Written problem: Give the data again, word for word.

Listed records:
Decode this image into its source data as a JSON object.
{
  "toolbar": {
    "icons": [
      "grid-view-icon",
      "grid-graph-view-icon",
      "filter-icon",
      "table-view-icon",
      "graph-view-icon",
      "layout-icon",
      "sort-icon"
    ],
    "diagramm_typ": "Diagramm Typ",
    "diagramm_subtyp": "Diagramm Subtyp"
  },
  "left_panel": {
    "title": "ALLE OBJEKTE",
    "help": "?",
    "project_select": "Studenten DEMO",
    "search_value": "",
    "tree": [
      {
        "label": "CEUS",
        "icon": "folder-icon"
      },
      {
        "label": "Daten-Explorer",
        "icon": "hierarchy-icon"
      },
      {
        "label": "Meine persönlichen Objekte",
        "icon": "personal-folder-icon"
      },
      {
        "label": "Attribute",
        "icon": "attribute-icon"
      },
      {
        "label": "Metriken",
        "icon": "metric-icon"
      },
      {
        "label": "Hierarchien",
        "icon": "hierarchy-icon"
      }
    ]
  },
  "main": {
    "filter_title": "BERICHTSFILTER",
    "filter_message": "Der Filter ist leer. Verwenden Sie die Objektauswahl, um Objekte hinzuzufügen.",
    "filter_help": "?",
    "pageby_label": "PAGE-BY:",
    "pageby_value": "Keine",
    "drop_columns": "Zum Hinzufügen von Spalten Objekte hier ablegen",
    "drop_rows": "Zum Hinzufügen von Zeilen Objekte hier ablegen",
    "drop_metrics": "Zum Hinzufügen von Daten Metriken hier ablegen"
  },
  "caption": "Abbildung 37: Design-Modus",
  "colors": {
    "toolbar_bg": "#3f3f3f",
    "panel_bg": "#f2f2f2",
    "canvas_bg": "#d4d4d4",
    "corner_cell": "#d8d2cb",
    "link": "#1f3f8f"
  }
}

Answer for the task:
Decode this image into its source data as a JSON object.
{
  "toolbar": {
    "icons": [
      "grid-view-icon",
      "grid-graph-view-icon",
      "filter-icon",
      "table-view-icon",
      "graph-view-icon",
      "layout-icon",
      "sort-icon"
    ],
    "diagramm_typ": "Diagramm Typ",
    "diagramm_subtyp": "Diagramm Subtyp"
  },
  "left_panel": {
    "title": "ALLE OBJEKTE",
    "help": "?",
    "project_select": "Studenten DEMO",
    "search_value": "",
    "tree": [
      {
        "label": "CEUS",
        "icon": "folder-icon"
      },
      {
        "label": "Daten-Explorer",
        "icon": "hierarchy-icon"
      },
      {
        "label": "Meine persönlichen Objekte",
        "icon": "personal-folder-icon"
      },
      {
        "label": "Attribute",
        "icon": "attribute-icon"
      },
      {
        "label": "Metriken",
        "icon": "metric-icon"
      },
      {
        "label": "Hierarchien",
        "icon": "hierarchy-icon"
      }
    ]
  },
  "main": {
    "filter_title": "BERICHTSFILTER",
    "filter_message": "Der Filter ist leer. Verwenden Sie die Objektauswahl, um Objekte hinzuzufügen.",
    "filter_help": "?",
    "pageby_label": "PAGE-BY:",
    "pageby_value": "Keine",
    "drop_columns": "Zum Hinzufügen von Spalten Objekte hier ablegen",
    "drop_rows": "Zum Hinzufügen von Zeilen Objekte hier ablegen",
    "drop_metrics": "Zum Hinzufügen von Daten Metriken hier ablegen"
  },
  "caption": "Abbildung 37: Design-Modus",
  "colors": {
    "toolbar_bg": "#3f3f3f",
    "panel_bg": "#f2f2f2",
    "canvas_bg": "#d4d4d4",
    "corner_cell": "#d8d2cb",
    "link": "#1f3f8f"
  }
}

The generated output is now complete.